Could you write out every entry exactly as it stands?

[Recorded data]
━━━━━━━━━━
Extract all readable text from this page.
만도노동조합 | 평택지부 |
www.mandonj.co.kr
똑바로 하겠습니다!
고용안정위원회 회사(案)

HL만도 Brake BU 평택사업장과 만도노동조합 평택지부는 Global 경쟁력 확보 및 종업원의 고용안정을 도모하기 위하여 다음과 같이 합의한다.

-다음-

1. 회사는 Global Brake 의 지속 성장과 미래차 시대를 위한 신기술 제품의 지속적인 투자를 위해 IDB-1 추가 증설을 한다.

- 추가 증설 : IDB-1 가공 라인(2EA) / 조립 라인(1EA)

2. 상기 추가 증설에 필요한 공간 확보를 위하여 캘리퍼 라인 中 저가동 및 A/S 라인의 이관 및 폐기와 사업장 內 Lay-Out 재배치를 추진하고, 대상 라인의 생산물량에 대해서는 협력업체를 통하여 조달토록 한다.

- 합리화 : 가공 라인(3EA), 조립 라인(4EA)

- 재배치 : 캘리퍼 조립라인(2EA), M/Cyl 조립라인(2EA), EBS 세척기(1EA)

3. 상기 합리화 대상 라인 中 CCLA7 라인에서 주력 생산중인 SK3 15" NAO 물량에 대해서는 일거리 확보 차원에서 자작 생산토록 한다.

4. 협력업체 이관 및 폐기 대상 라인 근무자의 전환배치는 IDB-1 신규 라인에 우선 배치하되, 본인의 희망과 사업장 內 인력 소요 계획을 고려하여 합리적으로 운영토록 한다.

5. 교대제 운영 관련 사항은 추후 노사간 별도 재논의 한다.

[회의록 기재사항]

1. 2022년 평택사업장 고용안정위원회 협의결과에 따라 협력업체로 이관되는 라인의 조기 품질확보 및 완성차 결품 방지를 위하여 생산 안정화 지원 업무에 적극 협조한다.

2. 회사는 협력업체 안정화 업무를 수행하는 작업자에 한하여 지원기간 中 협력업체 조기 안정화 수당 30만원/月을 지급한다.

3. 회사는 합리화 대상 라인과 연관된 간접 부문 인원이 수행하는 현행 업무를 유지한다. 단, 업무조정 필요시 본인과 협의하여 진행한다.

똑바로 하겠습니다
━━━━━━━━━━
* **Written response**
Extract all readable text from this page.
만도노동조합 | 평택지부 |
www.mandonj.co.kr
똑바로 하겠습니다!
고용안정위원회 회사(案)

HL만도 Brake BU 평택사업장과 만도노동조합 평택지부는 Global 경쟁력 확보 및 종업원의 고용안정을 도모하기 위하여 다음과 같이 합의한다.

-다음-

1. 회사는 Global Brake 의 지속 성장과 미래차 시대를 위한 신기술 제품의 지속적인 투자를 위해 IDB-1 추가 증설을 한다.

- 추가 증설 : IDB-1 가공 라인(2EA) / 조립 라인(1EA)

2. 상기 추가 증설에 필요한 공간 확보를 위하여 캘리퍼 라인 中 저가동 및 A/S 라인의 이관 및 폐기와 사업장 內 Lay-Out 재배치를 추진하고, 대상 라인의 생산물량에 대해서는 협력업체를 통하여 조달토록 한다.

- 합리화 : 가공 라인(3EA), 조립 라인(4EA)

- 재배치 : 캘리퍼 조립라인(2EA), M/Cyl 조립라인(2EA), EBS 세척기(1EA)

3. 상기 합리화 대상 라인 中 CCLA7 라인에서 주력 생산중인 SK3 15" NAO 물량에 대해서는 일거리 확보 차원에서 자작 생산토록 한다.

4. 협력업체 이관 및 폐기 대상 라인 근무자의 전환배치는 IDB-1 신규 라인에 우선 배치하되, 본인의 희망과 사업장 內 인력 소요 계획을 고려하여 합리적으로 운영토록 한다.

5. 교대제 운영 관련 사항은 추후 노사간 별도 재논의 한다.

[회의록 기재사항]

1. 2022년 평택사업장 고용안정위원회 협의결과에 따라 협력업체로 이관되는 라인의 조기 품질확보 및 완성차 결품 방지를 위하여 생산 안정화 지원 업무에 적극 협조한다.

2. 회사는 협력업체 안정화 업무를 수행하는 작업자에 한하여 지원기간 中 협력업체 조기 안정화 수당 30만원/月을 지급한다.

3. 회사는 합리화 대상 라인과 연관된 간접 부문 인원이 수행하는 현행 업무를 유지한다. 단, 업무조정 필요시 본인과 협의하여 진행한다.

똑바로 하겠습니다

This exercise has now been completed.